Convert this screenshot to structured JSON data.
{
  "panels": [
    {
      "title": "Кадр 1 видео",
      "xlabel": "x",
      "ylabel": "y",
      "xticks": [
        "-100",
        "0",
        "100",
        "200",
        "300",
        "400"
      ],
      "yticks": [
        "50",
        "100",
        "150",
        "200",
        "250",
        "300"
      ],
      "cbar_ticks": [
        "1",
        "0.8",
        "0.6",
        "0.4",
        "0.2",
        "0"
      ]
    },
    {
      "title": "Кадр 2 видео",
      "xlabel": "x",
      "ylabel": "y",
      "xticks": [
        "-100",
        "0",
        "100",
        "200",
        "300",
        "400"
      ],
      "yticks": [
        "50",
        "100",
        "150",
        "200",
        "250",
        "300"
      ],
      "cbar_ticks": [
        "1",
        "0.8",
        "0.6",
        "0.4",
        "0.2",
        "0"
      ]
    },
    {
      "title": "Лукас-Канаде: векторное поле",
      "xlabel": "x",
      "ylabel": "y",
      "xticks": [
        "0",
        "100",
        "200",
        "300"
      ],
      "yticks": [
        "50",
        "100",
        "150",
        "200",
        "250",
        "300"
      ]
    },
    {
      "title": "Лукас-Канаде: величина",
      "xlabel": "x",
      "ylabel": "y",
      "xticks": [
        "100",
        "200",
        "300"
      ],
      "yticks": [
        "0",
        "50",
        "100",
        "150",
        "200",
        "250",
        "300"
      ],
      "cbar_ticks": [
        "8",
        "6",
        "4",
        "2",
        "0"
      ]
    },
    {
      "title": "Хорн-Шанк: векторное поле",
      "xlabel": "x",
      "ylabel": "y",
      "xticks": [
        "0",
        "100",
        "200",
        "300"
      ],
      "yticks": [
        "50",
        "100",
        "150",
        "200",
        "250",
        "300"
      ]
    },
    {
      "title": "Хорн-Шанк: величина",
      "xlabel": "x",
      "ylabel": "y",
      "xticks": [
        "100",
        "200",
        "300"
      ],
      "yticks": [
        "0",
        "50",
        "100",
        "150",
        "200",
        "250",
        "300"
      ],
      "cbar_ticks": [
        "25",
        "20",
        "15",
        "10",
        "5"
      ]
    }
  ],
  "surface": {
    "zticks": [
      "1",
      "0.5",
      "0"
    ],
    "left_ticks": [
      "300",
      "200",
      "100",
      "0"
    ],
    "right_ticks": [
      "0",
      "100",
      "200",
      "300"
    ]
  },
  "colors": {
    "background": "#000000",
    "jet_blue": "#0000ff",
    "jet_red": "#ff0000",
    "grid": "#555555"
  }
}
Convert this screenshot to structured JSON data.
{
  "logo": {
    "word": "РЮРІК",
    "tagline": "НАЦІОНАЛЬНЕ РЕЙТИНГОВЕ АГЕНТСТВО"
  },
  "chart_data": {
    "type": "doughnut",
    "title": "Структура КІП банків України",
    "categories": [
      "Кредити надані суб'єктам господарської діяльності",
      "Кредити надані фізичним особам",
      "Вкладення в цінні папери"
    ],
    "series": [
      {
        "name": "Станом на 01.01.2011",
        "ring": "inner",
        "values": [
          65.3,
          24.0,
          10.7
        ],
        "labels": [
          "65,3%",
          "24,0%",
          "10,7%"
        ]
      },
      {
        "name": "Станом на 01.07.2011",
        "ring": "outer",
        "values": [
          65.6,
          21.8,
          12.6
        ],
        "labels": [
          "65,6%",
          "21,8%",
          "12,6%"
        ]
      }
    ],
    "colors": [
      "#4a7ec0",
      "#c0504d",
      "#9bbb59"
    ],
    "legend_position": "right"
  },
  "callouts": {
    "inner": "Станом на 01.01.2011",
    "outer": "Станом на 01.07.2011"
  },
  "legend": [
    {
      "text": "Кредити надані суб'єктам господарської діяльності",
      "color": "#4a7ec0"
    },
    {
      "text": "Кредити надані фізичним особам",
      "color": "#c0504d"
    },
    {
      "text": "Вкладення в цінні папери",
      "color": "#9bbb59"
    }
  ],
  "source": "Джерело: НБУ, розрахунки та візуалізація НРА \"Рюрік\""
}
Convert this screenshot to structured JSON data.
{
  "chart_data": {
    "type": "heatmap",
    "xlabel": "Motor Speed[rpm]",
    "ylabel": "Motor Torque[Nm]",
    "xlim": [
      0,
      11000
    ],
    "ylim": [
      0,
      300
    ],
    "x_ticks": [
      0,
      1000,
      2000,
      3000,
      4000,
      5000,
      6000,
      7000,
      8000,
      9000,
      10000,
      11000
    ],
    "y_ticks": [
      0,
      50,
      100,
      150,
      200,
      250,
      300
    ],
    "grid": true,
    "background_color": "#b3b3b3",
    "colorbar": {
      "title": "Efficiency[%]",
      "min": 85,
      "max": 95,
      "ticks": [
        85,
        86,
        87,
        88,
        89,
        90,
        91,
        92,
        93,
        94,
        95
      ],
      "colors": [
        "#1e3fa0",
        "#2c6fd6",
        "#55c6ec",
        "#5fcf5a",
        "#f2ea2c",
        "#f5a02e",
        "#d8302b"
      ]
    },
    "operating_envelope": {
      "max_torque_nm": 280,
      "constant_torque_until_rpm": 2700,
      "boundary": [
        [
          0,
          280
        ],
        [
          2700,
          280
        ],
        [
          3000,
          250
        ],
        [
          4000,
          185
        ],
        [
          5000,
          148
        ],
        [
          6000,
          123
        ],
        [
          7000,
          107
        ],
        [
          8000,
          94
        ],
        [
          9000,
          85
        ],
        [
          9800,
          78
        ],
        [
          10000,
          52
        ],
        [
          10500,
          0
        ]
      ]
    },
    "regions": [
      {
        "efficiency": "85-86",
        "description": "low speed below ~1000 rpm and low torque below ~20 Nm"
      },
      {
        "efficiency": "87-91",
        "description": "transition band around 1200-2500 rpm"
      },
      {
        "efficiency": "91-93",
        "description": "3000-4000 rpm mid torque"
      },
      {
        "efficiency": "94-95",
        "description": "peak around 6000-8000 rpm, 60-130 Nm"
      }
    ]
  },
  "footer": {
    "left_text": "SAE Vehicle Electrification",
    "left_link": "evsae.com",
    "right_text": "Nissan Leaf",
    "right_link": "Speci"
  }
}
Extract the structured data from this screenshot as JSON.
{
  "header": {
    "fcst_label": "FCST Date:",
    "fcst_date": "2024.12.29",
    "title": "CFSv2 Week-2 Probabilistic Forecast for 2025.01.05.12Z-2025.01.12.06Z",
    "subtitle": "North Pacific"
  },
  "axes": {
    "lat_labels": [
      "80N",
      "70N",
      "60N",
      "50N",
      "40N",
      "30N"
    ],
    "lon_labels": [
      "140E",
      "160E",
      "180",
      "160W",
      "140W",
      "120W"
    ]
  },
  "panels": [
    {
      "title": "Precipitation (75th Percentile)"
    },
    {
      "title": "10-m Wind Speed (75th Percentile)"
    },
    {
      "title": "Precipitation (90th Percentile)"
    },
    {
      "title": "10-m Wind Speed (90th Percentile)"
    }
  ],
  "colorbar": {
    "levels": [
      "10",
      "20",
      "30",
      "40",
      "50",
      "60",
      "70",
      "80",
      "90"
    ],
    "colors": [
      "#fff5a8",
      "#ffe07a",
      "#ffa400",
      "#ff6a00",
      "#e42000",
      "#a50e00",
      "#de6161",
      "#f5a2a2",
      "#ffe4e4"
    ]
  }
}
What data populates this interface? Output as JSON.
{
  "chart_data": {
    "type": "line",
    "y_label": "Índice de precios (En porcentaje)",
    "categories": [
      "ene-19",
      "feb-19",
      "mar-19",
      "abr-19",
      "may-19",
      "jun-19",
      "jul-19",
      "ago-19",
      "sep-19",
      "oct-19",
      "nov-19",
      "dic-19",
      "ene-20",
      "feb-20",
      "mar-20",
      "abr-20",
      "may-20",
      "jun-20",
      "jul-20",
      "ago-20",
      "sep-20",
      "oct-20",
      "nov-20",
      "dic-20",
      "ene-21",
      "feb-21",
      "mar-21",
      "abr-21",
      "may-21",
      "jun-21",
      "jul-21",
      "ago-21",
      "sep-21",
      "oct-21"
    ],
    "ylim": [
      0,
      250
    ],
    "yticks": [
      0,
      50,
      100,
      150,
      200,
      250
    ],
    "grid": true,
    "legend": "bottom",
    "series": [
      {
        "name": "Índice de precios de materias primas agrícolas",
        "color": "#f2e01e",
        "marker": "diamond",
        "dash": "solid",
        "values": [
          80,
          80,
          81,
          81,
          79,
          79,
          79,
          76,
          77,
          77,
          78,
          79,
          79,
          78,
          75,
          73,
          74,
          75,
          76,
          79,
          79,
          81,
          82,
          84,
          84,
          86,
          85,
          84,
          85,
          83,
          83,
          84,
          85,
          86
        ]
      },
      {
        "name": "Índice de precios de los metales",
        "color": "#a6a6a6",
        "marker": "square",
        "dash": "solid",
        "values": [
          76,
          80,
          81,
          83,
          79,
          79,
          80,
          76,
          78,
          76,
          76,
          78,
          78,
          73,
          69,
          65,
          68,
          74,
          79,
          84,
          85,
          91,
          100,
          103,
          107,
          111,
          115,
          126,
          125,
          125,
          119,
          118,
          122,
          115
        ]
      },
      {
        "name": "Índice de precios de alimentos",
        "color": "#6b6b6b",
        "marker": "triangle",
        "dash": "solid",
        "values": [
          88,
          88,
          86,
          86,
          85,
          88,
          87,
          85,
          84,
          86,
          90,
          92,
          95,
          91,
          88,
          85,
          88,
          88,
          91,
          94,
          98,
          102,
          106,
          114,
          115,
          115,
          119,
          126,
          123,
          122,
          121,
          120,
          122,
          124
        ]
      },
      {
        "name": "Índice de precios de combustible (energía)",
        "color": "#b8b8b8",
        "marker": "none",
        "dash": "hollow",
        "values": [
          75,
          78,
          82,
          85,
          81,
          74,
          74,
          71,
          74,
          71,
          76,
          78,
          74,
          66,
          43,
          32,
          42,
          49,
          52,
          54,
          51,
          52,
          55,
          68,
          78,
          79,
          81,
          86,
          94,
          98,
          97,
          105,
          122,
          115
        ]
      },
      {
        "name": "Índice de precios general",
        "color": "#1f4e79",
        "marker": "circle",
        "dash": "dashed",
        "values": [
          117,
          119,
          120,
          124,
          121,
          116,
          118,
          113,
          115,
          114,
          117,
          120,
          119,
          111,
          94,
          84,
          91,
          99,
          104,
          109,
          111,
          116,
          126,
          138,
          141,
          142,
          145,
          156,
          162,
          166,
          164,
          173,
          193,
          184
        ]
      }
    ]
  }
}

-=-=-=-=-

# Task directions
Pick out the lines containing the string "Кадр".

# Solution to this task
      "title": "Кадр 1 видео",
      "title": "Кадр 2 видео",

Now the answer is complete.